__Tasks__.
1 - In the passage on the CJ's advice, on what date were Parliament and the AG directed to tender their legal arguments before the CJ?
2 - Summarize the passage on the CJ's advice in two sentences.
3 - Reproduce the passage on the CJ's advice word for word from "I can now freely" to "as legitimately expected.".

__Extract to read__.
'''

LSK will not participate in this case and any other filed on the CJ’s advice. Several reasons underlie this decision.

First, these cases are incestuously filed against the CJ and Speakers of the National Assembly and the Senate on one hand by Parliament against the CJ and the AG on the other hand. They intentionally exclude all six petitioners on whose behest the CJ acted. Second, the President has disobeyed a court order declaring that he has violated the Constitution by refusing to swear-in judges.

Why should the President benefit from the same court or require others to obey orders in his favour? Third, in July, 2020, the President prohibited State organs from suing each other. What is the propriety of the President suing the CJ, who cannot defend the claim, if not to secure a compromise of the case?

I can now freely review the case by the AG against the CJ now that LSK will not be involved in the case. The case should fail on all grounds upon which it is made and further, on two preliminary issues which the court should consider even if the case is not responded to by the CJ as legitimately expected.

First, the right to enforce the Bill of Rights or enforce the Constitution is given to a person. A person is defined to include “a company, association or other body of persons whether incorporated or unincorporated.” The AG or the President do not fall in this category. A challenge on behalf of the President against the CJ’s advice is unsustainable.

Two, Article 2 (3) of the Constitution protects it from the challenge: “The validity or legality of this Constitution is not subject to challenge by or before any court or other State organ.” The AG cannot challenge the constitutionality of Articles 27, 81 and 261 of the Constitution on two-thirds gender principle and the CJ’s power to advise the dissolution of Parliament for noncompliance.

Three, public interest is best served by upholding the law. The CJ had no discretion on what to do, having ascertained on Parliament’s own admission that the two Bills on two-thirds gender principle were lost on the floor of the National Assembly. Parliament and the AG refused to tender their legal arguments before the CJ despite having been directed to do so on September 1.

'''

__Extracted material__.
'''

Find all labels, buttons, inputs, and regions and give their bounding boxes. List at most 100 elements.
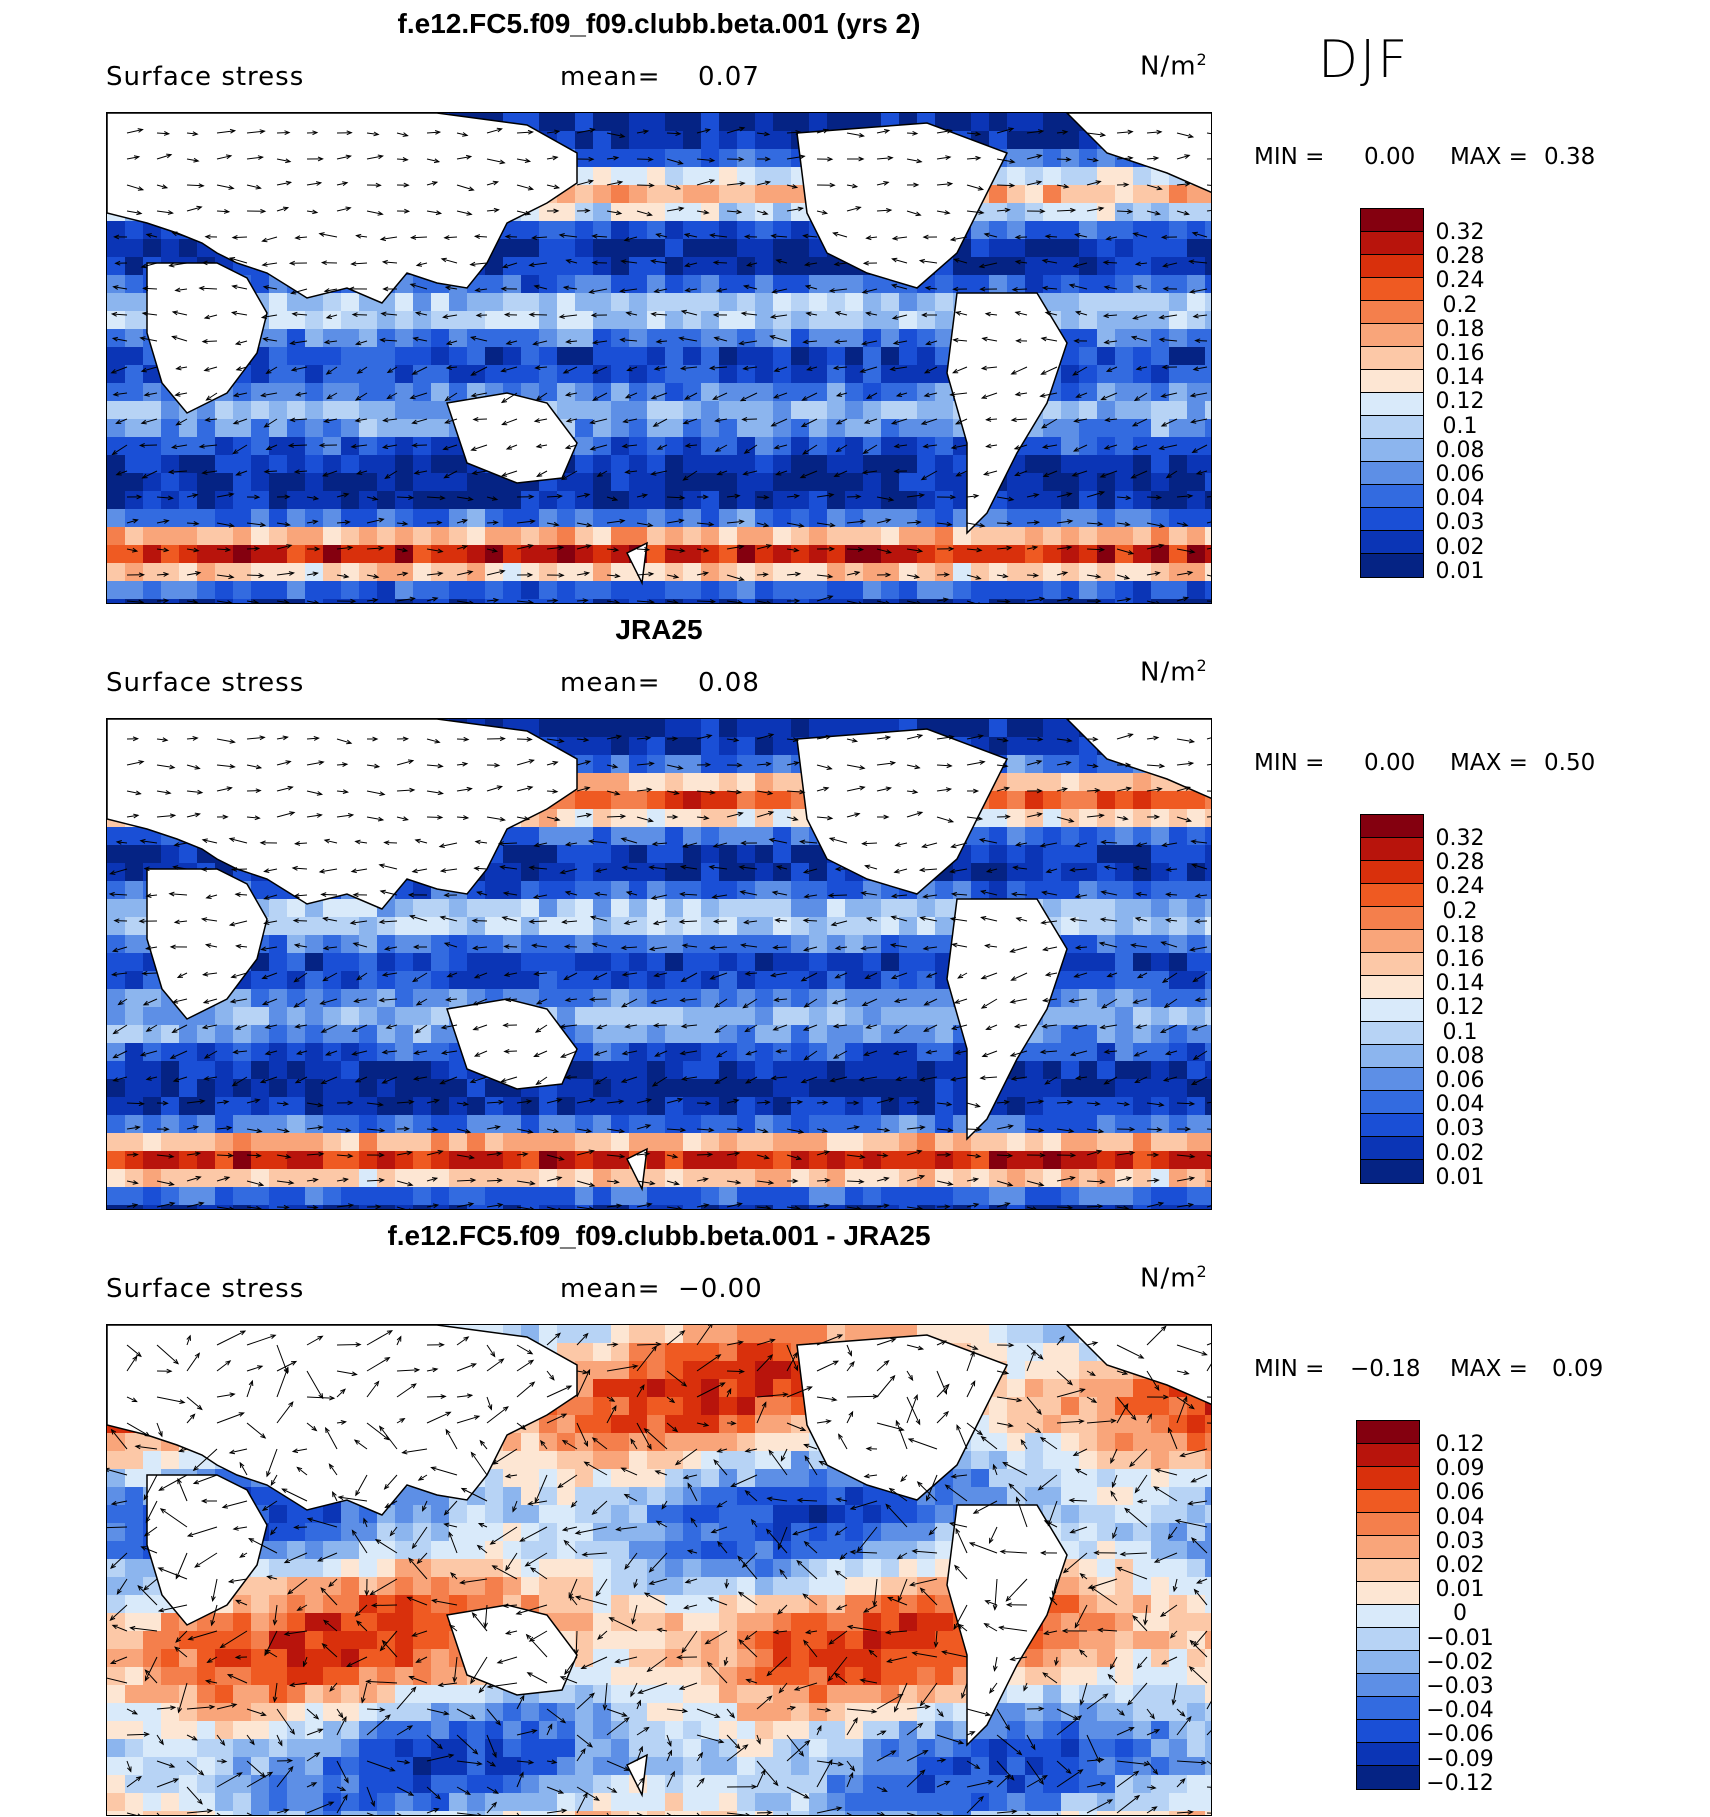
stress-shading-cell [809, 347, 828, 366]
stress-shading-cell [1205, 845, 1212, 864]
stress-shading-cell [809, 275, 828, 294]
stress-shading-cell [431, 1151, 450, 1170]
stress-shading-cell [737, 1025, 756, 1044]
stress-shading-cell [665, 491, 684, 510]
stress-shading-cell [917, 599, 936, 604]
stress-shading-cell [557, 113, 576, 132]
stress-shading-cell [251, 1061, 270, 1080]
stress-shading-cell [1079, 347, 1098, 366]
stress-shading-cell [917, 527, 936, 546]
stress-shading-cell [377, 1205, 396, 1210]
stress-shading-cell [773, 827, 792, 846]
stress-vector [353, 315, 367, 316]
stress-shading-cell [611, 383, 630, 402]
colorbar-tick-label: 0.24 [1420, 268, 1500, 293]
stress-shading-cell [1097, 1007, 1116, 1026]
stress-shading-cell [1133, 221, 1152, 240]
stress-shading-cell [449, 935, 468, 954]
stress-shading-cell [287, 1205, 306, 1210]
stress-shading-cell [593, 365, 612, 384]
stress-shading-cell [1079, 917, 1098, 936]
stress-shading-cell [1079, 293, 1098, 312]
stress-shading-cell [215, 1061, 234, 1080]
stress-shading-cell [485, 1169, 504, 1188]
stress-shading-cell [971, 527, 990, 546]
stress-shading-cell [557, 827, 576, 846]
stress-shading-cell [431, 329, 450, 348]
stress-shading-cell [791, 113, 810, 132]
stress-shading-cell [1061, 311, 1080, 330]
stress-shading-cell [1205, 1115, 1212, 1134]
stress-shading-cell [539, 311, 558, 330]
stress-shading-cell [737, 809, 756, 828]
stress-shading-cell [269, 989, 288, 1008]
stress-shading-cell [269, 329, 288, 348]
stress-shading-cell [575, 437, 594, 456]
stress-shading-cell [629, 809, 648, 828]
stress-shading-cell [1169, 827, 1188, 846]
stress-shading-cell [323, 1133, 342, 1152]
stress-shading-cell [395, 935, 414, 954]
stress-shading-cell [485, 1133, 504, 1152]
stress-shading-cell [845, 437, 864, 456]
stress-shading-cell [809, 599, 828, 604]
stress-shading-cell [575, 347, 594, 366]
stress-shading-cell [485, 935, 504, 954]
stress-shading-cell [917, 509, 936, 528]
stress-shading-cell [1187, 599, 1206, 604]
stress-shading-cell [629, 365, 648, 384]
stress-shading-cell [575, 329, 594, 348]
stress-shading-cell [1097, 527, 1116, 546]
stress-shading-cell [1043, 185, 1062, 204]
stress-shading-cell [503, 581, 522, 600]
colorbar-swatch [1361, 554, 1423, 577]
stress-shading-cell [593, 791, 612, 810]
stress-shading-cell [143, 1187, 162, 1206]
stress-shading-cell [1205, 899, 1212, 918]
stress-shading-cell [269, 347, 288, 366]
stress-shading-cell [287, 989, 306, 1008]
stress-shading-cell [1115, 257, 1134, 276]
stress-shading-cell [683, 1079, 702, 1098]
stress-shading-cell [935, 1187, 954, 1206]
stress-shading-cell [683, 1151, 702, 1170]
stress-shading-cell [521, 899, 540, 918]
stress-shading-cell [701, 971, 720, 990]
stress-shading-cell [881, 899, 900, 918]
stress-shading-cell [899, 419, 918, 438]
stress-shading-cell [467, 581, 486, 600]
stress-shading-cell [701, 455, 720, 474]
stress-shading-cell [359, 1169, 378, 1188]
stress-shading-cell [395, 491, 414, 510]
stress-shading-cell [1133, 509, 1152, 528]
stress-shading-cell [773, 1007, 792, 1026]
stress-shading-cell [629, 1097, 648, 1116]
stress-shading-cell [1061, 863, 1080, 882]
stress-shading-cell [629, 437, 648, 456]
stress-shading-cell [773, 1079, 792, 1098]
stress-shading-cell [485, 527, 504, 546]
stress-shading-cell [1133, 845, 1152, 864]
stress-shading-cell [539, 383, 558, 402]
stress-shading-cell [989, 113, 1008, 132]
stress-shading-cell [431, 455, 450, 474]
stress-shading-cell [989, 257, 1008, 276]
stress-shading-cell [773, 1115, 792, 1134]
stress-shading-cell [629, 827, 648, 846]
stress-shading-cell [431, 1097, 450, 1116]
stress-shading-cell [323, 401, 342, 420]
stress-shading-cell [521, 1133, 540, 1152]
stress-shading-cell [791, 917, 810, 936]
stress-shading-cell [395, 1187, 414, 1206]
stress-shading-cell [557, 239, 576, 258]
stress-shading-cell [1115, 275, 1134, 294]
stress-shading-cell [665, 347, 684, 366]
stress-shading-cell [179, 1097, 198, 1116]
stress-shading-cell [665, 203, 684, 222]
stress-shading-cell [845, 401, 864, 420]
stress-shading-cell [287, 1151, 306, 1170]
stress-shading-cell [395, 419, 414, 438]
stress-shading-cell [1097, 203, 1116, 222]
stress-shading-cell [755, 827, 774, 846]
stress-shading-cell [359, 545, 378, 564]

'''

__Complete answers__.
1 - September 1.

2 - LSK will not take part in the case or any other filed on the CJ's advice, because the cases exclude the six petitioners, the President has disobeyed a court order, and the President has prohibited State organs from suing each other. The case by the AG against the CJ should fail, since the AG and the President are not persons entitled to enforce the Constitution, Article 2 (3) bars challenges to the Constitution's validity, and the CJ had no discretion once the two-thirds gender Bills were lost.

3 -
I can now freely review the case by the AG against the CJ now that LSK will not be involved in the case. The case should fail on all grounds upon which it is made and further, on two preliminary issues which the court should consider even if the case is not responded to by the CJ as legitimately expected.